# [Recorded data]

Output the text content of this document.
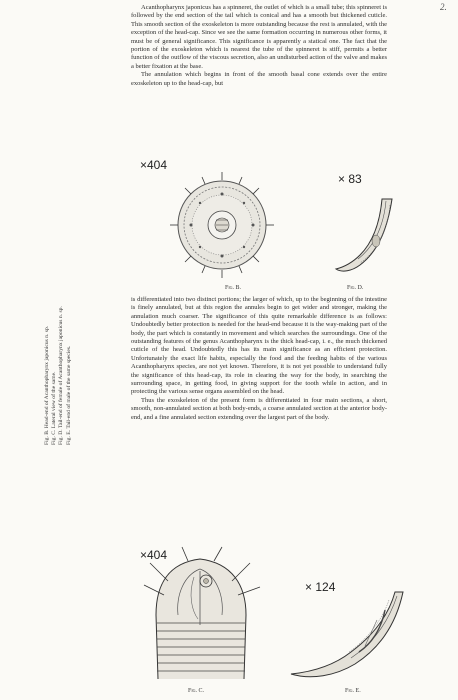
2.

Acanthopharynx japonicus has a spinneret, the outlet of which is a small tube; this spinneret is followed by the end section of the tail which is conical and has a smooth but thickened cuticle. This smooth section of the exoskeleton is more outstanding because the rest is annulated, with the exception of the head-cap. Since we see the same formation occurring in numerous other forms, it must be of general significance. This significance is apparently a statical one. The fact that the portion of the exoskeleton which is nearest the tube of the spinneret is stiff, permits a better function of the outflow of the viscous secretion, also an undisturbed action of the valve and makes a better fixation at the base.

The annulation which begins in front of the smooth basal cone extends over the entire exoskeleton up to the head-cap, but

×404
Fig. B.
× 83
Fig. D.
Fig. B. Head-end of Acanthopharynx japonicus n. sp. Fig. C. Lateral view of the same. Fig. D. Tail-end of female of Acanthopharynx japonicus n. sp. Fig. E. Tail-end of male of the same species.

is differentiated into two distinct portions; the larger of which, up to the beginning of the intestine is finely annulated, but at this region the annules begin to get wider and stronger, making the annulation much coarser. The significance of this quite remarkable difference is as follows: Undoubtedly better protection is needed for the head-end because it is the way-making part of the body, the part which is constantly in movement and which searches the surroundings. One of the outstanding features of the genus Acanthopharynx is the thick head-cap, i. e., the much thickened cuticle of the head. Undoubtedly this has its main significance as an efficient protection. Unfortunately the exact life habits, especially the food and the feeding habits of the various Acanthopharynx species, are not yet known. Therefore, it is not yet possible to understand fully the significance of this head-cap, its role in clearing the way for the body, in searching the surrounding space, in getting food, in giving support for the tooth while in action, and in protecting the various sense organs assembled on the head.

Thus the exoskeleton of the present form is differentiated in four main sections, a short, smooth, non-annulated section at both body-ends, a coarse annulated section at the anterior body-end, and a fine annulated section extending over the largest part of the body.

×404
Fig. C.
× 124
Fig. E.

# [Problem to work on]
Restate the whole of the material word for word without the pictures.

# [Response to the task]
Output the text content of this document.
2.

Acanthopharynx japonicus has a spinneret, the outlet of which is a small tube; this spinneret is followed by the end section of the tail which is conical and has a smooth but thickened cuticle. This smooth section of the exoskeleton is more outstanding because the rest is annulated, with the exception of the head-cap. Since we see the same formation occurring in numerous other forms, it must be of general significance. This significance is apparently a statical one. The fact that the portion of the exoskeleton which is nearest the tube of the spinneret is stiff, permits a better function of the outflow of the viscous secretion, also an undisturbed action of the valve and makes a better fixation at the base.

The annulation which begins in front of the smooth basal cone extends over the entire exoskeleton up to the head-cap, but

×404
Fig. B.
× 83
Fig. D.
Fig. B. Head-end of Acanthopharynx japonicus n. sp. Fig. C. Lateral view of the same. Fig. D. Tail-end of female of Acanthopharynx japonicus n. sp. Fig. E. Tail-end of male of the same species.

is differentiated into two distinct portions; the larger of which, up to the beginning of the intestine is finely annulated, but at this region the annules begin to get wider and stronger, making the annulation much coarser. The significance of this quite remarkable difference is as follows: Undoubtedly better protection is needed for the head-end because it is the way-making part of the body, the part which is constantly in movement and which searches the surroundings. One of the outstanding features of the genus Acanthopharynx is the thick head-cap, i. e., the much thickened cuticle of the head. Undoubtedly this has its main significance as an efficient protection. Unfortunately the exact life habits, especially the food and the feeding habits of the various Acanthopharynx species, are not yet known. Therefore, it is not yet possible to understand fully the significance of this head-cap, its role in clearing the way for the body, in searching the surrounding space, in getting food, in giving support for the tooth while in action, and in protecting the various sense organs assembled on the head.

Thus the exoskeleton of the present form is differentiated in four main sections, a short, smooth, non-annulated section at both body-ends, a coarse annulated section at the anterior body-end, and a fine annulated section extending over the largest part of the body.

×404
Fig. C.
× 124
Fig. E.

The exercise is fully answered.